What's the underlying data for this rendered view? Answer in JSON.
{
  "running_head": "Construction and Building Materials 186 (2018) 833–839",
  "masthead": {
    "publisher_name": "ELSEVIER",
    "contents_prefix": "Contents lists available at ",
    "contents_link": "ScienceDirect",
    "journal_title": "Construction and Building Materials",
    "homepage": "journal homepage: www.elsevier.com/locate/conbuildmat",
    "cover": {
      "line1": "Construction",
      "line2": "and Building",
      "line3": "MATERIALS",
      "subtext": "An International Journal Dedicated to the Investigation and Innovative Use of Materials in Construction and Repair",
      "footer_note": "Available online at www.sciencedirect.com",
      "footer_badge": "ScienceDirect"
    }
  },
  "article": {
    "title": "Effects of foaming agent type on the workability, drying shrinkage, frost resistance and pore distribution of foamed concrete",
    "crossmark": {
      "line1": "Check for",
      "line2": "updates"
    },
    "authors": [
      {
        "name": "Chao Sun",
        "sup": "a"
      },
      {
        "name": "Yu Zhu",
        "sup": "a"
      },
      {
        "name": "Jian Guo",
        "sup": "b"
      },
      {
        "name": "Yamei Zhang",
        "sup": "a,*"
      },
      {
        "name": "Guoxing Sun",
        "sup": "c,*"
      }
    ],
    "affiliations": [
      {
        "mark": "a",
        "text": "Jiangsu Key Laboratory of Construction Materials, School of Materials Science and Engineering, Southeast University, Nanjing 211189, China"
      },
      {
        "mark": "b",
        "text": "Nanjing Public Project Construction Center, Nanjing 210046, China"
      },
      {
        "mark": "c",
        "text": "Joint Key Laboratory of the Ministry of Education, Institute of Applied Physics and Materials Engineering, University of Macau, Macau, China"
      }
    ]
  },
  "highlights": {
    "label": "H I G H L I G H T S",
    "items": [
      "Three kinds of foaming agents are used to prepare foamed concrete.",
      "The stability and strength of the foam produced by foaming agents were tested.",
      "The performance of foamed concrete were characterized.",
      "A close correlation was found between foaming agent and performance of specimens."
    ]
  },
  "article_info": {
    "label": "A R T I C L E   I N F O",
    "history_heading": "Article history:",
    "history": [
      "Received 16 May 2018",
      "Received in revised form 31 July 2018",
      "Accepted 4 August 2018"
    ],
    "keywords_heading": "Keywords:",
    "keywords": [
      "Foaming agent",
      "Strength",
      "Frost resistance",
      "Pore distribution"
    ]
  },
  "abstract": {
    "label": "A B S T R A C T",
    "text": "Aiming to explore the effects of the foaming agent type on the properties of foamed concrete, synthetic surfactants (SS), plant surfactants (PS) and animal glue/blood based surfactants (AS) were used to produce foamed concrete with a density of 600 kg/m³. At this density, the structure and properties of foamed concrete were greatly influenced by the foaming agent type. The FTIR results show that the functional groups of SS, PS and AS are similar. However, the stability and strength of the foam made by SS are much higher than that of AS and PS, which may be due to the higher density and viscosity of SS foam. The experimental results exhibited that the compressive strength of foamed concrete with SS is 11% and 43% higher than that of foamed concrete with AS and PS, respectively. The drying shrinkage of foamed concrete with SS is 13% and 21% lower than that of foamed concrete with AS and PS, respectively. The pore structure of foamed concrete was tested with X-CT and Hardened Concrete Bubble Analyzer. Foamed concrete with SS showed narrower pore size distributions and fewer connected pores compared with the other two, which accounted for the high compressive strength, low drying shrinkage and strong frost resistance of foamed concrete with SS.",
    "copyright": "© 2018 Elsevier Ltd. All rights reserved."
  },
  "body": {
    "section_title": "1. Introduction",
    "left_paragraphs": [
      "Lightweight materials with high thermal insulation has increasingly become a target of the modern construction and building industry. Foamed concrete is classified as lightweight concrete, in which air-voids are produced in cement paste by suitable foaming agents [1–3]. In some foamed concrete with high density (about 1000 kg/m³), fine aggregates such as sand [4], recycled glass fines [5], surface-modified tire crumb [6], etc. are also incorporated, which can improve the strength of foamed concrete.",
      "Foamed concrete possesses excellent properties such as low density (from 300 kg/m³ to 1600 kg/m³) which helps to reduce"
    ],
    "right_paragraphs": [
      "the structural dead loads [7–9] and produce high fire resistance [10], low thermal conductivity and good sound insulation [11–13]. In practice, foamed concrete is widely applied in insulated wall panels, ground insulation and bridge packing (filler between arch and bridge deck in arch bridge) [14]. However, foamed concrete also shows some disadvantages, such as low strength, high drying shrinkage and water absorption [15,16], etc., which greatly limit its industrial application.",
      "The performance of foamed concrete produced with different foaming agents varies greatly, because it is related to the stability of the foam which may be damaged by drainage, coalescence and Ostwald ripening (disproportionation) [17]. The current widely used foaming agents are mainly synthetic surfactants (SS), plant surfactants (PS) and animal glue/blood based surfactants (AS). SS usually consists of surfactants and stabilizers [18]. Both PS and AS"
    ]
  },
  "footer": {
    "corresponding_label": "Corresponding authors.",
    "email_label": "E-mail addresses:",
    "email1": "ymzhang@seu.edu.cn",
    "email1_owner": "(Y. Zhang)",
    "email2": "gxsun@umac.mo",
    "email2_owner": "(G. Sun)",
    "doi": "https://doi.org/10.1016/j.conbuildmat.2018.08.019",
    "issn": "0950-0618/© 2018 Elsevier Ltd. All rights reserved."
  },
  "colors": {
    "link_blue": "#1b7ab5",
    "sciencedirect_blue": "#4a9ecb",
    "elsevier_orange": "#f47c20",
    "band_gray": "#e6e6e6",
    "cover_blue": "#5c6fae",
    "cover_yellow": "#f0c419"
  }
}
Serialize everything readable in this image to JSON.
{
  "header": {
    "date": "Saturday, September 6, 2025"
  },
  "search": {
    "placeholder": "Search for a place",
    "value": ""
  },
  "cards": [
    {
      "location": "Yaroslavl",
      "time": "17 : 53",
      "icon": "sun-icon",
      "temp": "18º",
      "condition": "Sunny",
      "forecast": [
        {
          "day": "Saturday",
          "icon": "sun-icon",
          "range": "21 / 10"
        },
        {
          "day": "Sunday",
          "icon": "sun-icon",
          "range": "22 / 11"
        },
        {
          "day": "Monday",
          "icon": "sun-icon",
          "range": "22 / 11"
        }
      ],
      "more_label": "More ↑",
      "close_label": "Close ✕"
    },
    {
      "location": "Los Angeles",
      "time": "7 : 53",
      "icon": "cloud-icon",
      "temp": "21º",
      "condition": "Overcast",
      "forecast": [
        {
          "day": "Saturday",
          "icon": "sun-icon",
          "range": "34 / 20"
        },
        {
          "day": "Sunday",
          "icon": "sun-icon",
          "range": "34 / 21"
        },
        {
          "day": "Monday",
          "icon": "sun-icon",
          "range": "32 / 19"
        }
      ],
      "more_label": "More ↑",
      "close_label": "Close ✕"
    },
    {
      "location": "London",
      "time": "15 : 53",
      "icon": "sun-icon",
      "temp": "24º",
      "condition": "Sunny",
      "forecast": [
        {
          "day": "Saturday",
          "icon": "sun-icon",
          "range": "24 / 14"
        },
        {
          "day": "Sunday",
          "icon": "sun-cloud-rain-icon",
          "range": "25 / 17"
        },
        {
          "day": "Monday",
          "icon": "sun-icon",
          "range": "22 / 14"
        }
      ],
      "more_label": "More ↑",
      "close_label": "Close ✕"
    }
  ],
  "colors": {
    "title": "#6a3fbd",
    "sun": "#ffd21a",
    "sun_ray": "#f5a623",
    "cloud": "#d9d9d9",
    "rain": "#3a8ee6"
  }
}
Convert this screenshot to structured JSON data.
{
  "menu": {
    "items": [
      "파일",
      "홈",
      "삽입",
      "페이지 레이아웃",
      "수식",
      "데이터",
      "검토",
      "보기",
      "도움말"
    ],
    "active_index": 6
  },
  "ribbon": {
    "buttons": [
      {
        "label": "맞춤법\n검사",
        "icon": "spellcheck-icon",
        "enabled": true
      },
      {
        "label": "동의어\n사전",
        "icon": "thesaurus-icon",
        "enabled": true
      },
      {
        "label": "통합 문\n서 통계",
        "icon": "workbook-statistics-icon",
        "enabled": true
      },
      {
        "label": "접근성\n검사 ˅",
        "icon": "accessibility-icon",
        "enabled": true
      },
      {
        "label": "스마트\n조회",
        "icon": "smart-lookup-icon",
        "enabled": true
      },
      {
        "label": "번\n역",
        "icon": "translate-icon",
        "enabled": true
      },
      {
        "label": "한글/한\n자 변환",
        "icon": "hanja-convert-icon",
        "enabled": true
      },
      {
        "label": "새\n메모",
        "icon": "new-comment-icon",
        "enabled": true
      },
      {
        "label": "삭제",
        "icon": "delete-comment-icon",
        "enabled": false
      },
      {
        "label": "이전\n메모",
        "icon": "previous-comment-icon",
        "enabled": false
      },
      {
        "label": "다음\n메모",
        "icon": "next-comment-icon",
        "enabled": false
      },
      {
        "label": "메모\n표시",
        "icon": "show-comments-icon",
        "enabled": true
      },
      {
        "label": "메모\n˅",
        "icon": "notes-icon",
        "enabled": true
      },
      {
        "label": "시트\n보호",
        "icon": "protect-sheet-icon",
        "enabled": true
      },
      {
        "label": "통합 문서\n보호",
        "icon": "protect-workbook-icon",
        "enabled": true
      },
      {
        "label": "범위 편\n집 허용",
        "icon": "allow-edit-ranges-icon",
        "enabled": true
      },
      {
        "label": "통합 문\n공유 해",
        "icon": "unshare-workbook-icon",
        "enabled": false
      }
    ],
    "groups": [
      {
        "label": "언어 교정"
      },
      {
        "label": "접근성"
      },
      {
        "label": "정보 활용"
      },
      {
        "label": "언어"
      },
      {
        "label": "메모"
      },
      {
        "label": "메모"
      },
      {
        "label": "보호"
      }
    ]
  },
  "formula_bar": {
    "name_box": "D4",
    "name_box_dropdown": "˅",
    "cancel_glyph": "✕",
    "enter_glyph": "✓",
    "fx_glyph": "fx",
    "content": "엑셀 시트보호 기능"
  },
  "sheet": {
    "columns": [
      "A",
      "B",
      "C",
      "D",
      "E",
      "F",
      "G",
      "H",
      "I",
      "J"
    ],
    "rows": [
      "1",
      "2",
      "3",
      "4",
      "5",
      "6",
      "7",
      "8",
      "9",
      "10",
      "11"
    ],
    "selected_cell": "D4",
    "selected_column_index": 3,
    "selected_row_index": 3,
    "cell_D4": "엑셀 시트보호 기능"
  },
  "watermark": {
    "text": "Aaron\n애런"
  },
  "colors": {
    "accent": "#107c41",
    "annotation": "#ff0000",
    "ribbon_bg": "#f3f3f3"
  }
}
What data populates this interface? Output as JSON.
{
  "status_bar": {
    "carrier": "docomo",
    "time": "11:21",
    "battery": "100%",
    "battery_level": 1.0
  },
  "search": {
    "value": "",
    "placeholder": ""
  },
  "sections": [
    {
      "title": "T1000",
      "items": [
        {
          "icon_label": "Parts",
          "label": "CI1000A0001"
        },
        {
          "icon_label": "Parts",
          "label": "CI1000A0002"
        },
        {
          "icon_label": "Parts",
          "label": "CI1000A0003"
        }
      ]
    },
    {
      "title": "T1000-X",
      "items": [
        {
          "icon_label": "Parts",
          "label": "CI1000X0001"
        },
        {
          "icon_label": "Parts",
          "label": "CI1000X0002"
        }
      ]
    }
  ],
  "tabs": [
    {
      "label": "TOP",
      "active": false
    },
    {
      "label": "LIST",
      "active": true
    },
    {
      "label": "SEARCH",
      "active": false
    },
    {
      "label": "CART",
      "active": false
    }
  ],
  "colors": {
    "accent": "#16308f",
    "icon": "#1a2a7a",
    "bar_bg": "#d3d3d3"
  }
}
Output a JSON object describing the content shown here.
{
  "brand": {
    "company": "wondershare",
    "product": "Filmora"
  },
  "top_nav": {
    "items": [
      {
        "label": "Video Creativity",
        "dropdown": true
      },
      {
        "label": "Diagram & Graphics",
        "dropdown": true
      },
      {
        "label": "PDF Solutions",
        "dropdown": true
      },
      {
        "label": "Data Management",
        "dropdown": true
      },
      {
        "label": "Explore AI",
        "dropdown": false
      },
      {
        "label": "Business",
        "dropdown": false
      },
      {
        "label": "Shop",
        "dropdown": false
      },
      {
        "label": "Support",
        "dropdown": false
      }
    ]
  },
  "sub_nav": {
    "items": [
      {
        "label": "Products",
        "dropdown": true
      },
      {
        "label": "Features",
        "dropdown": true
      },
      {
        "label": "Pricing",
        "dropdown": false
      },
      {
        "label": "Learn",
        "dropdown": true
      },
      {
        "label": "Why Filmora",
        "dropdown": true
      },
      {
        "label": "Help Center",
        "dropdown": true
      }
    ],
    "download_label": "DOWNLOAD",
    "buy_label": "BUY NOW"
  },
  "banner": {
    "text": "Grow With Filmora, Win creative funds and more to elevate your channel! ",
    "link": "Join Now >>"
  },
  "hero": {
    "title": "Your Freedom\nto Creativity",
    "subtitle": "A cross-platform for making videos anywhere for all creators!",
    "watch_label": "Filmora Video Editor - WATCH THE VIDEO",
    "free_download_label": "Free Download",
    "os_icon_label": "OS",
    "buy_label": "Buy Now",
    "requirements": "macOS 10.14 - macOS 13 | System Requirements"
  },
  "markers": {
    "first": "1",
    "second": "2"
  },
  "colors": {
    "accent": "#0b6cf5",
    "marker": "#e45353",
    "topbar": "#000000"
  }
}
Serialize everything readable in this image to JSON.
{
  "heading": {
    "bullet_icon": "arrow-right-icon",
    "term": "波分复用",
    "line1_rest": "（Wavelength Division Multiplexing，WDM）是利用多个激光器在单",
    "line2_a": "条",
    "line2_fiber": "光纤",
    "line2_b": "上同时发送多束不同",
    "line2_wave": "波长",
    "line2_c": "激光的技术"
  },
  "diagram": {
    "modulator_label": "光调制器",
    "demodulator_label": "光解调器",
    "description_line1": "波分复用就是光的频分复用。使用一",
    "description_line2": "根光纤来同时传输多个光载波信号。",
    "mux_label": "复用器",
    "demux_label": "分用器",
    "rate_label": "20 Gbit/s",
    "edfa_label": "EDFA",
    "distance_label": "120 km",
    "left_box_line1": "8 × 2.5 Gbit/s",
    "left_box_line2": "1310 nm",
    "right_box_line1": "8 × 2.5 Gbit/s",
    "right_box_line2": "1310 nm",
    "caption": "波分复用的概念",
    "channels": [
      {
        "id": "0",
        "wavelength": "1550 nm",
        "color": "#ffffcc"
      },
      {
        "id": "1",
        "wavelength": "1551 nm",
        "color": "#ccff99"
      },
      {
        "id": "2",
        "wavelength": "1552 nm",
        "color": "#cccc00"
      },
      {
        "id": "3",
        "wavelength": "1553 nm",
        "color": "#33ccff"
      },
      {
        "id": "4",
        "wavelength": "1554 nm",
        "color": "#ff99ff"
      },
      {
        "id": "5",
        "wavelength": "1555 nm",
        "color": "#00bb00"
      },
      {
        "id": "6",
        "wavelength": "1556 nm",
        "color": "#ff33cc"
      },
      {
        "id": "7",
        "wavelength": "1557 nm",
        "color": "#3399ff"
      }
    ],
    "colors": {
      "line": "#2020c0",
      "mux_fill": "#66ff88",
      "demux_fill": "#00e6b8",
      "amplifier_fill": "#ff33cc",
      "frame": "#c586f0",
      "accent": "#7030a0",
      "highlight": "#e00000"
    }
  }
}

What is needed:
Write down every line of the data above that includes the string "this".

Exercise result:
What's the underlying data for this rendered view? Answer in JSON.
    "text": "Aiming to explore the effects of the foaming agent type on the properties of foamed concrete, synthetic surfactants (SS), plant surfactants (PS) and animal glue/blood based surfactants (AS) were used to produce foamed concrete with a density of 600 kg/m³. At this density, the structure and properties of foamed concrete were greatly influenced by the foaming agent type. The FTIR results show that the functional groups of SS, PS and AS are similar. However, the stability and strength of the foam made by SS are much higher than that of AS and PS, which may be due to the higher density and viscosity of SS foam. The experimental results exhibited that the compressive strength of foamed concrete with SS is 11% and 43% higher than that of foamed concrete with AS and PS, respectively. The drying shrinkage of foamed concrete with SS is 13% and 21% lower than that of foamed concrete with AS and PS, respectively. The pore structure of foamed concrete was tested with X-CT and Hardened Concrete Bubble Analyzer. Foamed concrete with SS showed narrower pore size distributions and fewer connected pores compared with the other two, which accounted for the high compressive strength, low drying shrinkage and strong frost resistance of foamed concrete with SS.",
Serialize everything readable in this image to JSON.
Convert this screenshot to structured JSON data.
What data populates this interface? Output as JSON.
Serialize everything readable in this image to JSON.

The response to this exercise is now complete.